- **SET PROBLEM**: Copy out each line exactly; pictures stay out of the copy.

-- Start of INPUT MATERIAL --

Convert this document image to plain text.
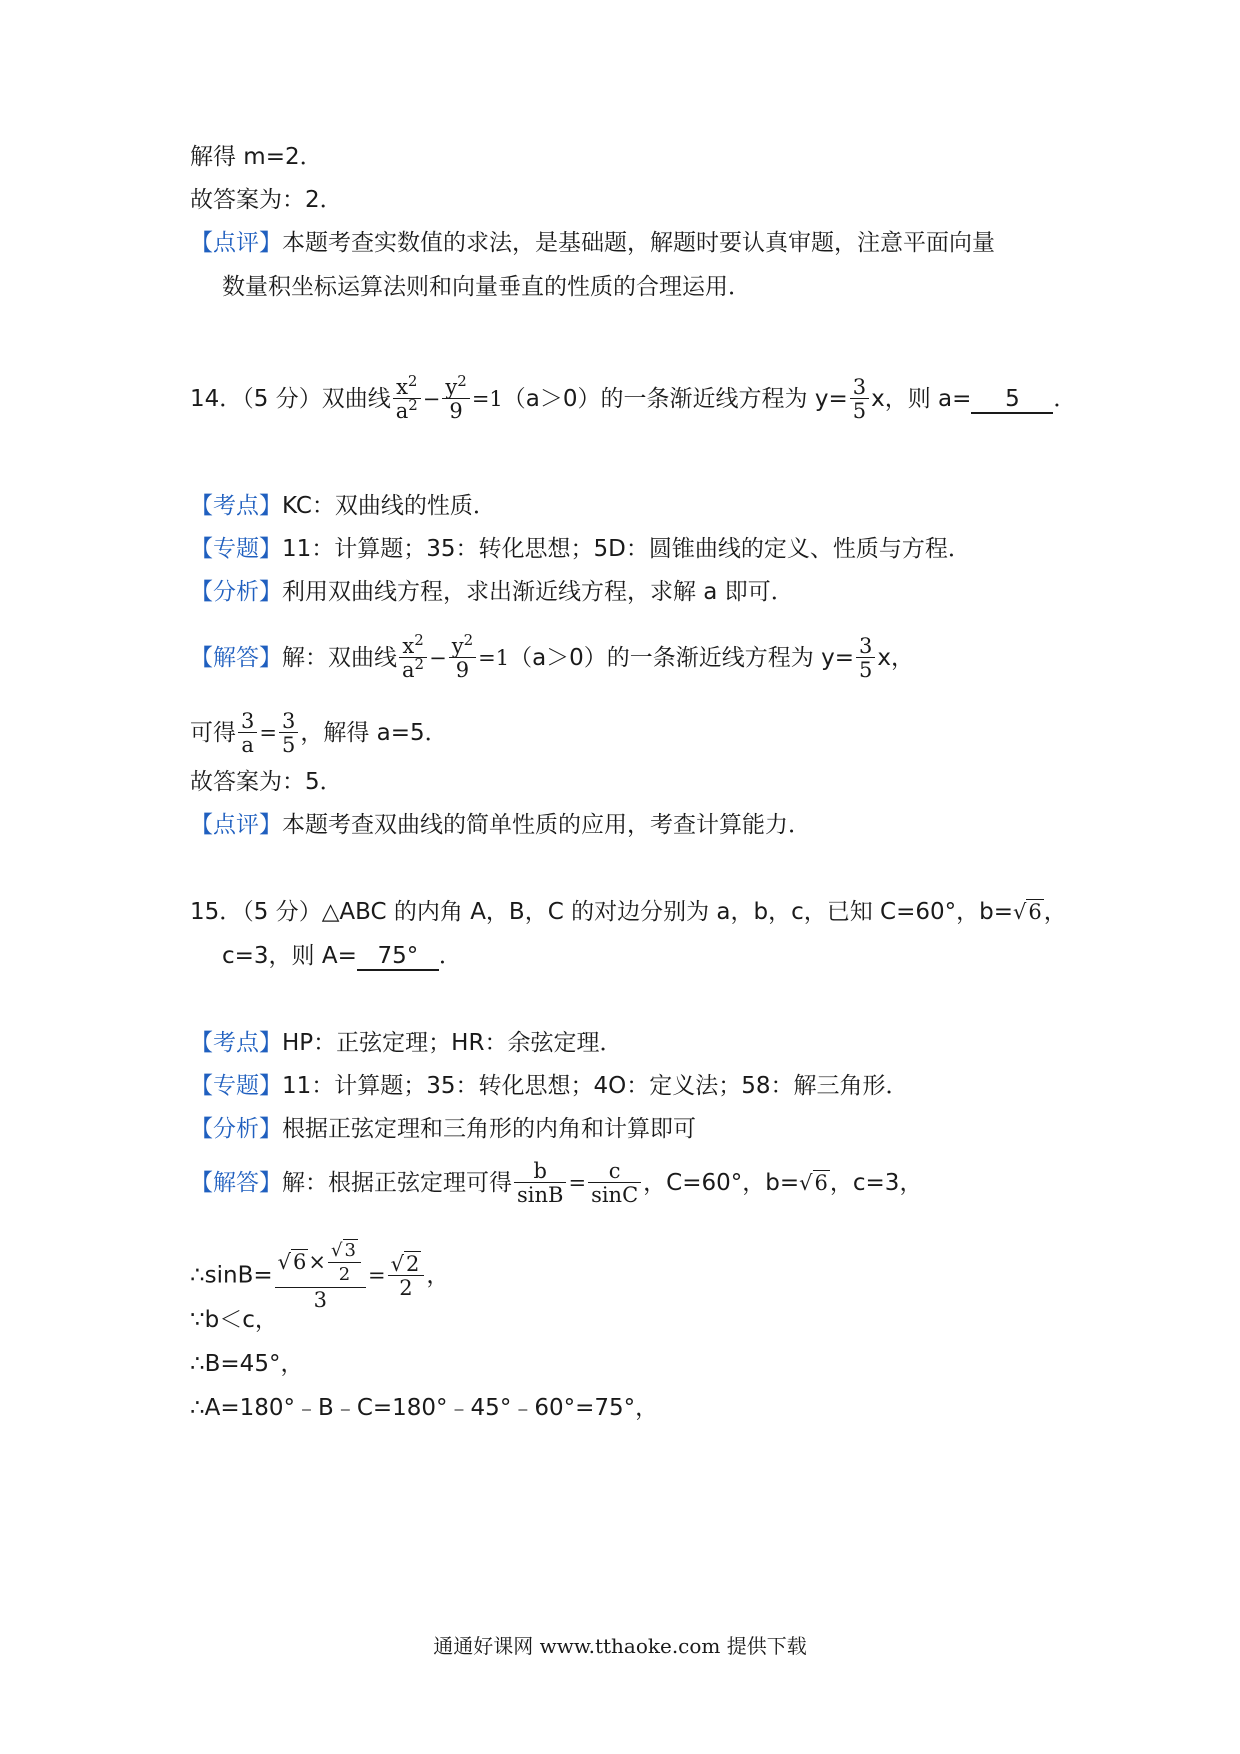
解得 m=2．
故答案为：2．
【点评】本题考查实数值的求法，是基础题，解题时要认真审题，注意平面向量
数量积坐标运算法则和向量垂直的性质的合理运用．
14．（5 分）双曲线 $\frac{x^2}{a^2} - \frac{y^2}{9} =1(a>0)$的一条渐近线方程为 $y= \frac{3}{5}$ x，则 a= 5 ．
【考点】KC：双曲线的性质．
【专题】11：计算题；35：转化思想；5D：圆锥曲线的定义、性质与方程．
【分析】利用双曲线方程，求出渐近线方程，求解 a 即可．
【解答】解：双曲线 $\frac{x^2}{a^2} - \frac{y^2}{9} =1(a>0)$的一条渐近线方程为 $y= \frac{3}{5}$ x，
可得 $\frac{3}{a} = \frac{3}{5}$ ，解得 a=5．
故答案为：5．
【点评】本题考查双曲线的简单性质的应用，考查计算能力．
15．（5 分）△ABC 的内角 A，B，C 的对边分别为 a，b，c，已知 C=60°，b=√6，
c=3，则 A= 75° ．
【考点】HP：正弦定理；HR：余弦定理．
【专题】11：计算题；35：转化思想；4O：定义法；58：解三角形．
【分析】根据正弦定理和三角形的内角和计算即可
【解答】解：根据正弦定理可得 $\frac{b}{\sin B} = \frac{c}{\sin C}$ ，C=60°，b=√6，c=3，
∴sinB= $\frac{√6\times \frac{√ 3}{2}}{3} = \frac{√2}{2}$ ，
∵b＜c，
∴B=45°，
∴A=180°﹣B﹣C=180°﹣45°﹣60°=75°，
通通好课网 www.tthaoke.com 提供下载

-- End of INPUT MATERIAL --

- **ANSWER TO THIS PROBLEM**:
Convert this document image to plain text.
解得 m=2．
故答案为：2．
【点评】本题考查实数值的求法，是基础题，解题时要认真审题，注意平面向量
数量积坐标运算法则和向量垂直的性质的合理运用．
14．（5 分）双曲线 $\frac{x^2}{a^2} - \frac{y^2}{9} =1(a>0)$的一条渐近线方程为 $y= \frac{3}{5}$ x，则 a= 5 ．
【考点】KC：双曲线的性质．
【专题】11：计算题；35：转化思想；5D：圆锥曲线的定义、性质与方程．
【分析】利用双曲线方程，求出渐近线方程，求解 a 即可．
【解答】解：双曲线 $\frac{x^2}{a^2} - \frac{y^2}{9} =1(a>0)$的一条渐近线方程为 $y= \frac{3}{5}$ x，
可得 $\frac{3}{a} = \frac{3}{5}$ ，解得 a=5．
故答案为：5．
【点评】本题考查双曲线的简单性质的应用，考查计算能力．
15．（5 分）△ABC 的内角 A，B，C 的对边分别为 a，b，c，已知 C=60°，b=√6，
c=3，则 A= 75° ．
【考点】HP：正弦定理；HR：余弦定理．
【专题】11：计算题；35：转化思想；4O：定义法；58：解三角形．
【分析】根据正弦定理和三角形的内角和计算即可
【解答】解：根据正弦定理可得 $\frac{b}{\sin B} = \frac{c}{\sin C}$ ，C=60°，b=√6，c=3，
∴sinB= $\frac{√6\times \frac{√ 3}{2}}{3} = \frac{√2}{2}$ ，
∵b＜c，
∴B=45°，
∴A=180°﹣B﹣C=180°﹣45°﹣60°=75°，
通通好课网 www.tthaoke.com 提供下载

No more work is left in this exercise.